Goal: All of the data should be output character for character, except the pictures.

-- Start Data supplied --

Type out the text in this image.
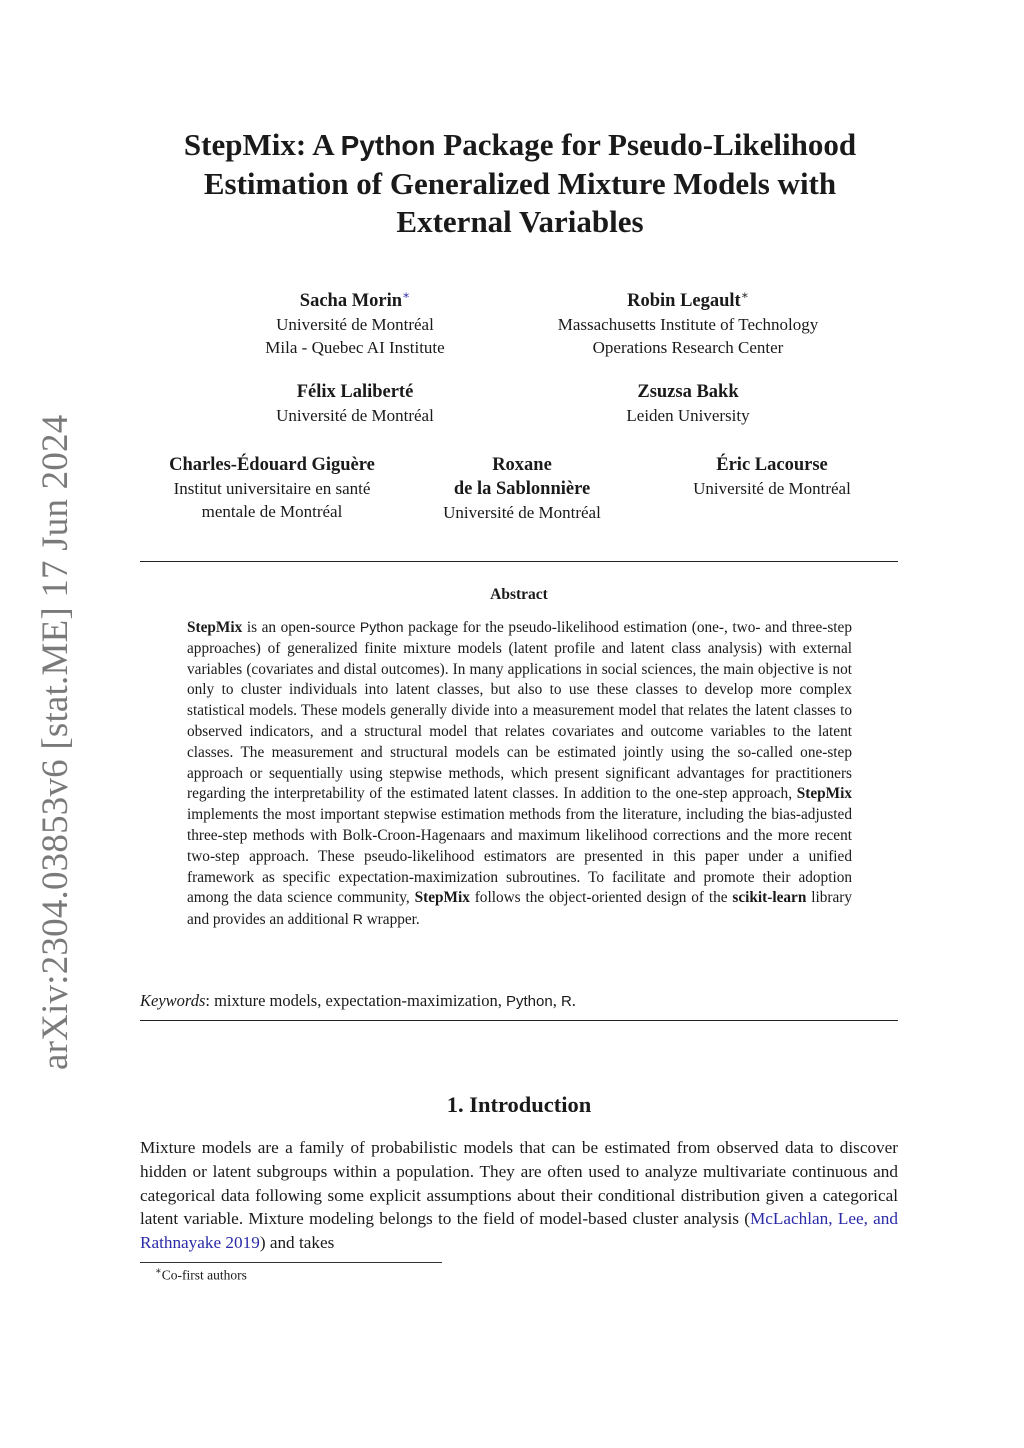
arXiv:2304.03853v6 [stat.ME] 17 Jun 2024
StepMix: A Python Package for Pseudo-Likelihood
Estimation of Generalized Mixture Models with
External Variables
Sacha Morin∗
Université de Montréal
Mila - Quebec AI Institute
Robin Legault∗
Massachusetts Institute of Technology
Operations Research Center
Félix Laliberté
Université de Montréal
Zsuzsa Bakk
Leiden University
Charles-Édouard Giguère
Institut universitaire en santé
mentale de Montréal
Roxane
de la Sablonnière
Université de Montréal
Éric Lacourse
Université de Montréal
Abstract
StepMix is an open-source Python package for the pseudo-likelihood estimation (one-, two- and three-step approaches) of generalized finite mixture models (latent profile and latent class analysis) with external variables (covariates and distal outcomes). In many applications in social sciences, the main objective is not only to cluster individuals into latent classes, but also to use these classes to develop more complex statistical models. These models generally divide into a measurement model that relates the latent classes to observed indicators, and a structural model that relates covariates and outcome variables to the latent classes. The measurement and structural models can be estimated jointly using the so-called one-step approach or sequentially using stepwise methods, which present significant advantages for practitioners regarding the interpretability of the estimated latent classes. In addition to the one-step approach, StepMix implements the most important stepwise estimation methods from the literature, including the bias-adjusted three-step methods with Bolk-Croon-Hagenaars and maximum likelihood corrections and the more recent two-step approach. These pseudo-likelihood estimators are presented in this paper under a unified framework as specific expectation-maximization subroutines. To facilitate and promote their adoption among the data science community, StepMix follows the object-oriented design of the scikit-learn library and provides an additional R wrapper.
Keywords: mixture models, expectation-maximization, Python, R.
1. Introduction
Mixture models are a family of probabilistic models that can be estimated from observed data to discover hidden or latent subgroups within a population. They are often used to analyze multivariate continuous and categorical data following some explicit assumptions about their conditional distribution given a categorical latent variable. Mixture modeling belongs to the field of model-based cluster analysis (McLachlan, Lee, and Rathnayake 2019) and takes
∗Co-first authors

-- End Data supplied --

Solution below:
Type out the text in this image.
arXiv:2304.03853v6 [stat.ME] 17 Jun 2024
StepMix: A Python Package for Pseudo-Likelihood
Estimation of Generalized Mixture Models with
External Variables
Sacha Morin∗
Université de Montréal
Mila - Quebec AI Institute
Robin Legault∗
Massachusetts Institute of Technology
Operations Research Center
Félix Laliberté
Université de Montréal
Zsuzsa Bakk
Leiden University
Charles-Édouard Giguère
Institut universitaire en santé
mentale de Montréal
Roxane
de la Sablonnière
Université de Montréal
Éric Lacourse
Université de Montréal
Abstract
StepMix is an open-source Python package for the pseudo-likelihood estimation (one-, two- and three-step approaches) of generalized finite mixture models (latent profile and latent class analysis) with external variables (covariates and distal outcomes). In many applications in social sciences, the main objective is not only to cluster individuals into latent classes, but also to use these classes to develop more complex statistical models. These models generally divide into a measurement model that relates the latent classes to observed indicators, and a structural model that relates covariates and outcome variables to the latent classes. The measurement and structural models can be estimated jointly using the so-called one-step approach or sequentially using stepwise methods, which present significant advantages for practitioners regarding the interpretability of the estimated latent classes. In addition to the one-step approach, StepMix implements the most important stepwise estimation methods from the literature, including the bias-adjusted three-step methods with Bolk-Croon-Hagenaars and maximum likelihood corrections and the more recent two-step approach. These pseudo-likelihood estimators are presented in this paper under a unified framework as specific expectation-maximization subroutines. To facilitate and promote their adoption among the data science community, StepMix follows the object-oriented design of the scikit-learn library and provides an additional R wrapper.
Keywords: mixture models, expectation-maximization, Python, R.
1. Introduction
Mixture models are a family of probabilistic models that can be estimated from observed data to discover hidden or latent subgroups within a population. They are often used to analyze multivariate continuous and categorical data following some explicit assumptions about their conditional distribution given a categorical latent variable. Mixture modeling belongs to the field of model-based cluster analysis (McLachlan, Lee, and Rathnayake 2019) and takes
∗Co-first authors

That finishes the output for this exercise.